> [Provided passage]
Then we come to what I believe is Rich Mullins’ most well-written song, “Land of my Sojourn”.  It is the last song on the album, and it sort of combines the Liturgy section with the Legacy section, combining the stories of Scripture with imagery and metaphor from our present life, in a statement that the world we live in now is only the Land of our Sojourn when compared to the world we will live in when Creation is restored.  Mullins uses beautiful imagery, metaphor and similes to combine the present world with the stories of Scripture.  “And this road, she is a woman/She was made from a rib cut from the sides of these mountains/Oh these great sleeping Adams who are lonely even here in Paradise/Lonely for somebody to kiss them…”  Each verse ends with the same line:”And I’ll sing my song in the land of my sojourn”.  Through the verses, though, the narrator goes from singing “my song” to “their song” to “His song”.  This is a beautiful way to reflect that as a Christian lives and grows in Christianity, we ought to be moving away from ourselves and toward God.  There are so many details I could give about this song, but I will refrain from simply reprinting the whole lyric here, which I am sure is available elsewhere online if you are interested.

The music perfectly matches the lyric for each song.  The word that best describes the song “52:10” is probably proclamation.  The music and singing is strong and refuses to be ignored, which is exactly what is appropriate for proclaiming the Word.  “Hold Me Jesus” is piano driven and intimate, which is what is needed for a prayer to God for his strength.  The hammered dulcimer, which Mullins is famous for playing, is featured throughout the album.  It combines with the drums perfectly on “Creed” to set a meter and rhythm that is the perfect backdrop for a statement of what one believes.  The rhythm seems to say that these things that I believe are what keep time in my life–they are what keeps me going, steadily and firmly.

(Document layout detection records)
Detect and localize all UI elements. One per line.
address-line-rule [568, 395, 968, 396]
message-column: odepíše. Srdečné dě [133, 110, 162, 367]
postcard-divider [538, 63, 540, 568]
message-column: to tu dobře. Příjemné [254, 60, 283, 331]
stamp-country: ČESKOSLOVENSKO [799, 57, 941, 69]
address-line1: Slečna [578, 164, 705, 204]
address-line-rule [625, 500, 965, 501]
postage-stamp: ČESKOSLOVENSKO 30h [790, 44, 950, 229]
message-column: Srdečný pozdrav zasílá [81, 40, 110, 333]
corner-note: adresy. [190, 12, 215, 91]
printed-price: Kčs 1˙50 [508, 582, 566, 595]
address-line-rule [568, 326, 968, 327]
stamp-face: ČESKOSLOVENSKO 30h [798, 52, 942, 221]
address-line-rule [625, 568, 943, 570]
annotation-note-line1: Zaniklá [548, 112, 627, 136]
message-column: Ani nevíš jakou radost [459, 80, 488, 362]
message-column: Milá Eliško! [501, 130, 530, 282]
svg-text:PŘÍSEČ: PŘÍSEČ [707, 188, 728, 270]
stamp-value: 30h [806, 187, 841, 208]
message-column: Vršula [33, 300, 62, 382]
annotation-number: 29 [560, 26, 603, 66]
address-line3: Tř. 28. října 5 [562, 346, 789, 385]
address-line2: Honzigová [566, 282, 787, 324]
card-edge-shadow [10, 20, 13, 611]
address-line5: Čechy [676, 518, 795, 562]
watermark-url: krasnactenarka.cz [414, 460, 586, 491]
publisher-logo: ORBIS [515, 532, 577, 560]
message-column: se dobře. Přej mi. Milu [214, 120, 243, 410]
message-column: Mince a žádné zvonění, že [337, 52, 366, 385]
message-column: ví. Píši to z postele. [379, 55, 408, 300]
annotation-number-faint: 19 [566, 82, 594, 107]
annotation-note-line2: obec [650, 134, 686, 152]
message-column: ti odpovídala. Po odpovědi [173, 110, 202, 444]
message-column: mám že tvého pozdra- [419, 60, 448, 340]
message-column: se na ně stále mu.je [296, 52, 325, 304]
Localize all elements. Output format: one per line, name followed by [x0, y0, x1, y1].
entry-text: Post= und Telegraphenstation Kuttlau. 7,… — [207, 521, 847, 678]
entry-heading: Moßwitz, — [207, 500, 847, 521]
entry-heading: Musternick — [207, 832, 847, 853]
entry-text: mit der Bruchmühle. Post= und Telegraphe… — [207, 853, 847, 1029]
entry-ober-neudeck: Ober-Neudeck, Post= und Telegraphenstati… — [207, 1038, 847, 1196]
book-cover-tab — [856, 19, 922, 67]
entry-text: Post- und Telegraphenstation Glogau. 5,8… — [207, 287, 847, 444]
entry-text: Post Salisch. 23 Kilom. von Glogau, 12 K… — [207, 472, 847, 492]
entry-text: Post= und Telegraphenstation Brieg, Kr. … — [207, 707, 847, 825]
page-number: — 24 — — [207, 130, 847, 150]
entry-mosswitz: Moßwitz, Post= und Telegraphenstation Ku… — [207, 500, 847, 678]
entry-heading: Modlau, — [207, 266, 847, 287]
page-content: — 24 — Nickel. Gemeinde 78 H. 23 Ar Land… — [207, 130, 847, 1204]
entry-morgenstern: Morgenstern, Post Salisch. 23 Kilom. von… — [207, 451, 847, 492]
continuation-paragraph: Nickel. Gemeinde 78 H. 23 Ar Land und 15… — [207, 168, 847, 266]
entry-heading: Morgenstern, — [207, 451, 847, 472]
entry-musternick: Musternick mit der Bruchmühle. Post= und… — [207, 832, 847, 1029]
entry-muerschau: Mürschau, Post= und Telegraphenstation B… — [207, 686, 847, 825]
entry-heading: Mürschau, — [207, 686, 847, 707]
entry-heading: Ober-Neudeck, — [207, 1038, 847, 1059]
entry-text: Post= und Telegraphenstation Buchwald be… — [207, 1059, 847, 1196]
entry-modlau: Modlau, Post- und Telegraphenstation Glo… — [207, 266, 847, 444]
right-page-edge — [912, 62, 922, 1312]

> [Problems and tasks]
(a) In the Rich Mullins album review, retype the part starting with "The music perfectly" and going on through "steadily and firmly.".
(b) Based on the Rich Mullins album review, decide whether each statement agrees with it. Answer yes or no and quote the words that decide it: (i) "Land of my Sojourn" is the final song on the album. (ii) "Hold Me Jesus" is built around the hammered dulcimer. (iii) On "Creed," the hammered dulcimer combines with the drums.
(c) According to the Rich Mullins album review, what word best describes the song "52:10"?

> [Answers in order]
(a)
The music perfectly matches the lyric for each song.  The word that best describes the song “52:10” is probably proclamation.  The music and singing is strong and refuses to be ignored, which is exactly what is appropriate for proclaiming the Word.  “Hold Me Jesus” is piano driven and intimate, which is what is needed for a prayer to God for his strength.  The hammered dulcimer, which Mullins is famous for playing, is featured throughout the album.  It combines with the drums perfectly on “Creed” to set a meter and rhythm that is the perfect backdrop for a statement of what one believes.  The rhythm seems to say that these things that I believe are what keep time in my life–they are what keeps me going, steadily and firmly.

(b)
(i) Yes: "It is the last song on the album"
(ii) No: "“Hold Me Jesus” is piano driven and intimate"
(iii) Yes: "It combines with the drums perfectly on “Creed”"

(c) Proclamation.